Raw records
+++

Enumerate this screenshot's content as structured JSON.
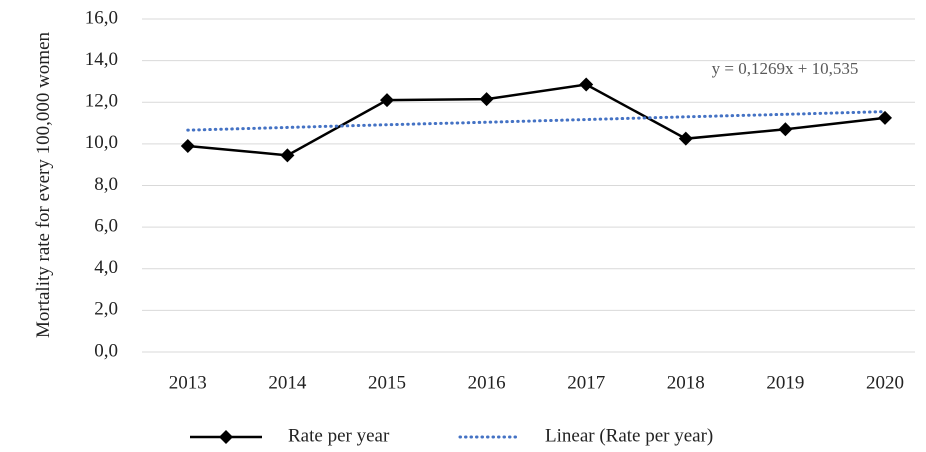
{
  "chart_data": {
    "type": "line",
    "y_label": "Mortality rate for every 100,000 women",
    "annotation": "y = 0,1269x + 10,535",
    "categories": [
      "2013",
      "2014",
      "2015",
      "2016",
      "2017",
      "2018",
      "2019",
      "2020"
    ],
    "series": [
      {
        "name": "Rate per year",
        "color": "#000000",
        "style": "solid",
        "marker": "diamond",
        "values": [
          9.9,
          9.45,
          12.1,
          12.15,
          12.85,
          10.25,
          10.7,
          11.25
        ]
      },
      {
        "name": "Linear (Rate per year)",
        "color": "#4472c4",
        "style": "dotted",
        "values": [
          10.66,
          10.79,
          10.92,
          11.04,
          11.17,
          11.3,
          11.42,
          11.55
        ]
      }
    ],
    "ylim": [
      0,
      16
    ],
    "yticks": [
      {
        "value": 0,
        "label": "0,0"
      },
      {
        "value": 2,
        "label": "2,0"
      },
      {
        "value": 4,
        "label": "4,0"
      },
      {
        "value": 6,
        "label": "6,0"
      },
      {
        "value": 8,
        "label": "8,0"
      },
      {
        "value": 10,
        "label": "10,0"
      },
      {
        "value": 12,
        "label": "12,0"
      },
      {
        "value": 14,
        "label": "14,0"
      },
      {
        "value": 16,
        "label": "16,0"
      }
    ],
    "grid": true,
    "legend": "bottom"
  }
}
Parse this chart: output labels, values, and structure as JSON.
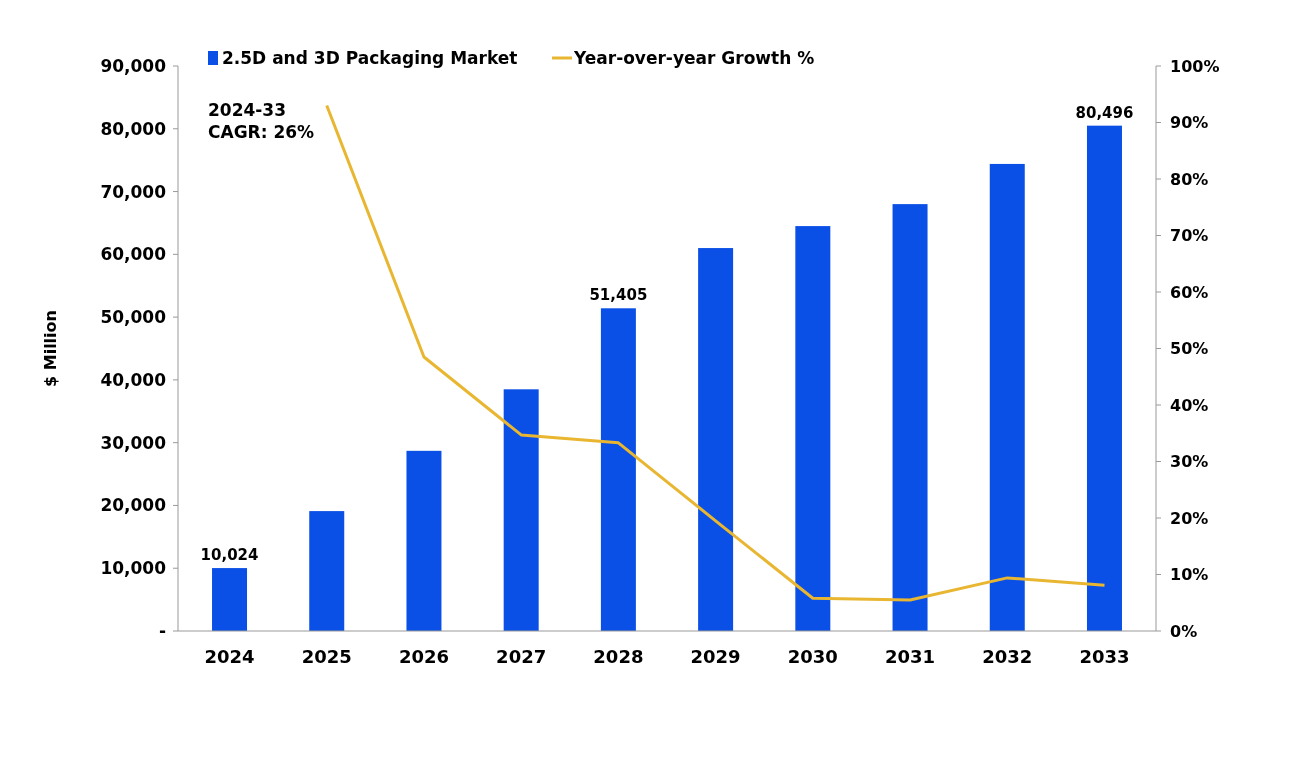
{
  "chart_data": {
    "type": "bar",
    "categories": [
      "2024",
      "2025",
      "2026",
      "2027",
      "2028",
      "2029",
      "2030",
      "2031",
      "2032",
      "2033"
    ],
    "series": [
      {
        "name": "2.5D and 3D Packaging Market",
        "color": "#0b50e6",
        "values": [
          10024,
          19100,
          28700,
          38500,
          51405,
          61000,
          64500,
          68000,
          74400,
          80496
        ],
        "value_labels": [
          "10,024",
          null,
          null,
          null,
          "51,405",
          null,
          null,
          null,
          null,
          "80,496"
        ]
      },
      {
        "name": "Year-over-year Growth %",
        "type": "line",
        "axis": "y2",
        "color": "#e8b630",
        "values": [
          null,
          93,
          48.5,
          34.7,
          33.3,
          19.5,
          5.8,
          5.5,
          9.4,
          8.1
        ]
      }
    ],
    "ylabel": "$ Million",
    "ylim": [
      0,
      90000
    ],
    "yticks": [
      {
        "value": 0,
        "label": "-"
      },
      {
        "value": 10000,
        "label": "10,000"
      },
      {
        "value": 20000,
        "label": "20,000"
      },
      {
        "value": 30000,
        "label": "30,000"
      },
      {
        "value": 40000,
        "label": "40,000"
      },
      {
        "value": 50000,
        "label": "50,000"
      },
      {
        "value": 60000,
        "label": "60,000"
      },
      {
        "value": 70000,
        "label": "70,000"
      },
      {
        "value": 80000,
        "label": "80,000"
      },
      {
        "value": 90000,
        "label": "90,000"
      }
    ],
    "y2lim": [
      0,
      100
    ],
    "y2ticks": [
      {
        "value": 0,
        "label": "0%"
      },
      {
        "value": 10,
        "label": "10%"
      },
      {
        "value": 20,
        "label": "20%"
      },
      {
        "value": 30,
        "label": "30%"
      },
      {
        "value": 40,
        "label": "40%"
      },
      {
        "value": 50,
        "label": "50%"
      },
      {
        "value": 60,
        "label": "60%"
      },
      {
        "value": 70,
        "label": "70%"
      },
      {
        "value": 80,
        "label": "80%"
      },
      {
        "value": 90,
        "label": "90%"
      },
      {
        "value": 100,
        "label": "100%"
      }
    ],
    "annotations": [
      "2024-33\nCAGR: 26%"
    ],
    "legend": "top",
    "grid": false
  }
}
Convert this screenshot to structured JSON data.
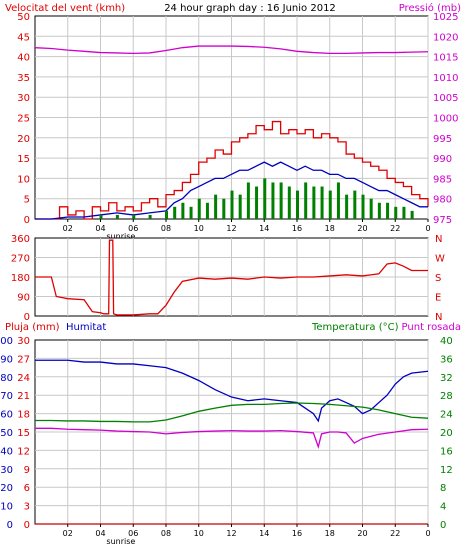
{
  "title": "24 hour graph day : 16 Junio 2012",
  "colors": {
    "red": "#e00000",
    "blue": "#0000c0",
    "magenta": "#d000d0",
    "green": "#008000",
    "darkred": "#c00000",
    "grid": "#c8c8c8"
  },
  "chart_data": [
    {
      "type": "line",
      "name": "wind-pressure",
      "left_label": "Velocitat del vent (kmh)",
      "right_label": "Pressió (mb)",
      "ylim_left": [
        0,
        50
      ],
      "ylim_right": [
        975,
        1025
      ],
      "left_ticks": [
        "0",
        "5",
        "10",
        "15",
        "20",
        "25",
        "30",
        "35",
        "40",
        "45",
        "50"
      ],
      "right_ticks": [
        "975",
        "980",
        "985",
        "990",
        "995",
        "1000",
        "1005",
        "1010",
        "1015",
        "1020",
        "1025"
      ],
      "x_ticks": [
        "02",
        "04",
        "06",
        "08",
        "10",
        "12",
        "14",
        "16",
        "18",
        "20",
        "22",
        "0"
      ],
      "sunrise_label": "sunrise",
      "sunrise_hour": 5.0,
      "series": [
        {
          "key": "pressure",
          "axis": "right",
          "color": "magenta",
          "x": [
            0,
            1,
            2,
            3,
            4,
            5,
            6,
            7,
            8,
            9,
            10,
            11,
            12,
            13,
            14,
            15,
            16,
            17,
            18,
            19,
            20,
            21,
            22,
            23,
            24
          ],
          "y": [
            1017.2,
            1017.0,
            1016.6,
            1016.3,
            1016.0,
            1015.9,
            1015.8,
            1015.9,
            1016.5,
            1017.2,
            1017.6,
            1017.6,
            1017.6,
            1017.5,
            1017.3,
            1016.9,
            1016.3,
            1016.0,
            1015.8,
            1015.8,
            1015.9,
            1016.0,
            1016.0,
            1016.1,
            1016.2
          ]
        },
        {
          "key": "gust",
          "axis": "left",
          "color": "red",
          "style": "step",
          "x": [
            0,
            1,
            1.5,
            2,
            2.5,
            3,
            3.5,
            4,
            4.5,
            5,
            5.5,
            6,
            6.5,
            7,
            7.5,
            8,
            8.5,
            9,
            9.5,
            10,
            10.5,
            11,
            11.5,
            12,
            12.5,
            13,
            13.5,
            14,
            14.5,
            15,
            15.5,
            16,
            16.5,
            17,
            17.5,
            18,
            18.5,
            19,
            19.5,
            20,
            20.5,
            21,
            21.5,
            22,
            22.5,
            23,
            23.5,
            24
          ],
          "y": [
            0,
            0,
            3,
            1,
            2,
            0,
            3,
            2,
            4,
            2,
            3,
            2,
            4,
            5,
            3,
            6,
            7,
            9,
            11,
            14,
            15,
            17,
            16,
            19,
            20,
            21,
            23,
            22,
            24,
            21,
            22,
            21,
            22,
            20,
            21,
            20,
            19,
            16,
            15,
            14,
            13,
            12,
            10,
            9,
            8,
            6,
            5,
            3
          ]
        },
        {
          "key": "speed_avg",
          "axis": "left",
          "color": "blue",
          "x": [
            0,
            1,
            2,
            3,
            4,
            5,
            6,
            7,
            8,
            8.5,
            9,
            9.5,
            10,
            10.5,
            11,
            11.5,
            12,
            12.5,
            13,
            13.5,
            14,
            14.5,
            15,
            15.5,
            16,
            16.5,
            17,
            17.5,
            18,
            18.5,
            19,
            19.5,
            20,
            20.5,
            21,
            21.5,
            22,
            22.5,
            23,
            23.5,
            24
          ],
          "y": [
            0,
            0,
            0.5,
            0.5,
            1,
            1.5,
            1,
            1.5,
            2,
            4,
            5,
            7,
            8,
            9,
            10,
            10,
            11,
            12,
            12,
            13,
            14,
            13,
            14,
            13,
            12,
            13,
            12,
            12,
            11,
            11,
            10,
            10,
            9,
            8,
            7,
            7,
            6,
            5,
            4,
            3,
            3
          ]
        },
        {
          "key": "speed_bars",
          "axis": "left",
          "color": "green",
          "style": "bars",
          "x": [
            4,
            5,
            6,
            7,
            8,
            8.5,
            9,
            9.5,
            10,
            10.5,
            11,
            11.5,
            12,
            12.5,
            13,
            13.5,
            14,
            14.5,
            15,
            15.5,
            16,
            16.5,
            17,
            17.5,
            18,
            18.5,
            19,
            19.5,
            20,
            20.5,
            21,
            21.5,
            22,
            22.5,
            23
          ],
          "y": [
            1,
            1,
            1,
            1,
            2,
            3,
            4,
            3,
            5,
            4,
            6,
            5,
            7,
            6,
            9,
            8,
            10,
            9,
            9,
            8,
            7,
            9,
            8,
            8,
            7,
            9,
            6,
            7,
            6,
            5,
            4,
            4,
            3,
            3,
            2
          ]
        }
      ]
    },
    {
      "type": "line",
      "name": "direction",
      "ylim": [
        0,
        360
      ],
      "left_ticks": [
        "0",
        "90",
        "180",
        "270",
        "360"
      ],
      "right_ticks": [
        "N",
        "E",
        "S",
        "W",
        "N"
      ],
      "series": [
        {
          "key": "direction",
          "color": "red",
          "x": [
            0,
            1,
            1.3,
            2,
            3,
            3.5,
            4,
            4.2,
            4.5,
            4.55,
            4.75,
            4.8,
            5,
            6,
            7,
            7.5,
            8,
            8.5,
            9,
            10,
            11,
            12,
            13,
            14,
            15,
            16,
            17,
            18,
            19,
            20,
            20.5,
            21,
            21.5,
            22,
            22.5,
            23,
            24
          ],
          "y": [
            180,
            180,
            90,
            80,
            75,
            20,
            15,
            10,
            10,
            350,
            350,
            10,
            5,
            5,
            10,
            10,
            50,
            110,
            160,
            175,
            170,
            175,
            170,
            180,
            175,
            180,
            180,
            185,
            190,
            185,
            190,
            195,
            240,
            245,
            230,
            210,
            210
          ]
        }
      ]
    },
    {
      "type": "line",
      "name": "rain-humidity-temp",
      "labels": {
        "rain": "Pluja (mm)",
        "humidity": "Humitat",
        "temperature": "Temperatura (°C)",
        "dewpoint": "Punt rosada"
      },
      "ylim_humidity": [
        0,
        100
      ],
      "ylim_temp": [
        0,
        40
      ],
      "ylim_rain": [
        0,
        30
      ],
      "humidity_ticks": [
        "0",
        "10",
        "20",
        "30",
        "40",
        "50",
        "60",
        "70",
        "80",
        "90",
        "100"
      ],
      "rain_ticks": [
        "0",
        "3",
        "6",
        "9",
        "12",
        "15",
        "18",
        "21",
        "24",
        "27",
        "30"
      ],
      "temp_ticks": [
        "0",
        "4",
        "8",
        "12",
        "16",
        "20",
        "24",
        "28",
        "32",
        "36",
        "40"
      ],
      "x_ticks": [
        "02",
        "04",
        "06",
        "08",
        "10",
        "12",
        "14",
        "16",
        "18",
        "20",
        "22",
        "0"
      ],
      "sunrise_label": "sunrise",
      "series": [
        {
          "key": "humidity",
          "axis": "humidity",
          "color": "blue",
          "x": [
            0,
            1,
            2,
            3,
            4,
            5,
            6,
            7,
            8,
            9,
            10,
            11,
            12,
            13,
            14,
            15,
            16,
            16.5,
            17,
            17.3,
            17.5,
            18,
            18.5,
            19,
            19.5,
            20,
            20.5,
            21,
            21.5,
            22,
            22.5,
            23,
            24
          ],
          "y": [
            89,
            89,
            89,
            88,
            88,
            87,
            87,
            86,
            85,
            82,
            78,
            73,
            69,
            67,
            68,
            67,
            66,
            63,
            60,
            56,
            63,
            67,
            68,
            66,
            64,
            60,
            62,
            66,
            70,
            76,
            80,
            82,
            83
          ]
        },
        {
          "key": "temperature",
          "axis": "temp",
          "color": "green",
          "x": [
            0,
            1,
            2,
            3,
            4,
            5,
            6,
            7,
            8,
            9,
            10,
            11,
            12,
            13,
            14,
            15,
            16,
            17,
            18,
            19,
            20,
            21,
            22,
            23,
            24
          ],
          "y": [
            22.5,
            22.5,
            22.4,
            22.4,
            22.3,
            22.3,
            22.2,
            22.2,
            22.6,
            23.5,
            24.5,
            25.2,
            25.8,
            26.0,
            26.0,
            26.2,
            26.3,
            26.2,
            26.0,
            25.7,
            25.4,
            24.8,
            24.0,
            23.2,
            23.0
          ]
        },
        {
          "key": "dewpoint",
          "axis": "temp",
          "color": "magenta",
          "x": [
            0,
            1,
            2,
            3,
            4,
            5,
            6,
            7,
            8,
            9,
            10,
            11,
            12,
            13,
            14,
            15,
            16,
            17,
            17.3,
            17.5,
            18,
            18.5,
            19,
            19.5,
            20,
            21,
            22,
            23,
            24
          ],
          "y": [
            20.8,
            20.8,
            20.6,
            20.5,
            20.4,
            20.2,
            20.1,
            20.0,
            19.6,
            19.9,
            20.1,
            20.2,
            20.3,
            20.2,
            20.2,
            20.3,
            20.1,
            19.8,
            16.8,
            19.6,
            20.0,
            20.0,
            19.8,
            17.6,
            18.6,
            19.5,
            20.0,
            20.5,
            20.6
          ]
        },
        {
          "key": "rain",
          "axis": "rain",
          "color": "darkred",
          "x": [
            0,
            24
          ],
          "y": [
            0,
            0
          ]
        }
      ]
    }
  ]
}
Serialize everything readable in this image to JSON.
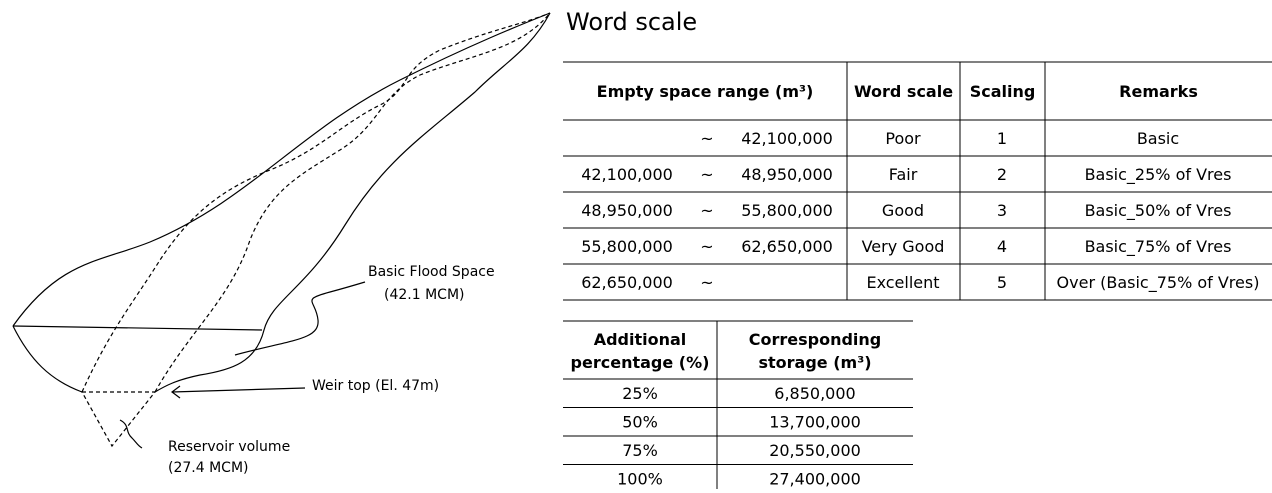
{
  "diagram": {
    "labels": {
      "flood_space": "Basic Flood Space",
      "flood_volume": "(42.1 MCM)",
      "weir": "Weir top (El. 47m)",
      "reservoir": "Reservoir volume",
      "reservoir_volume": "(27.4 MCM)"
    }
  },
  "title": "Word scale",
  "table1": {
    "headers": [
      "Empty space range (m³)",
      "Word scale",
      "Scaling",
      "Remarks"
    ],
    "rows": [
      {
        "sep": "~",
        "to": "42,100,000",
        "word": "Poor",
        "scaling": "1",
        "remarks": "Basic"
      },
      {
        "from": "42,100,000",
        "sep": "~",
        "to": "48,950,000",
        "word": "Fair",
        "scaling": "2",
        "remarks": "Basic_25% of Vres"
      },
      {
        "from": "48,950,000",
        "sep": "~",
        "to": "55,800,000",
        "word": "Good",
        "scaling": "3",
        "remarks": "Basic_50% of Vres"
      },
      {
        "from": "55,800,000",
        "sep": "~",
        "to": "62,650,000",
        "word": "Very Good",
        "scaling": "4",
        "remarks": "Basic_75% of Vres"
      },
      {
        "from": "62,650,000",
        "sep": "~",
        "word": "Excellent",
        "scaling": "5",
        "remarks": "Over (Basic_75% of Vres)"
      }
    ]
  },
  "table2": {
    "headers": [
      [
        "Additional",
        "percentage (%)"
      ],
      [
        "Corresponding",
        "storage (m³)"
      ]
    ],
    "rows": [
      [
        "25%",
        "6,850,000"
      ],
      [
        "50%",
        "13,700,000"
      ],
      [
        "75%",
        "20,550,000"
      ],
      [
        "100%",
        "27,400,000"
      ]
    ]
  }
}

+++

WHAT YOU WILL DO
State the number of lines in the preceding entries that include the word "structured". Provide nothing else.

SOLUTION TO THIS PROBLEM
2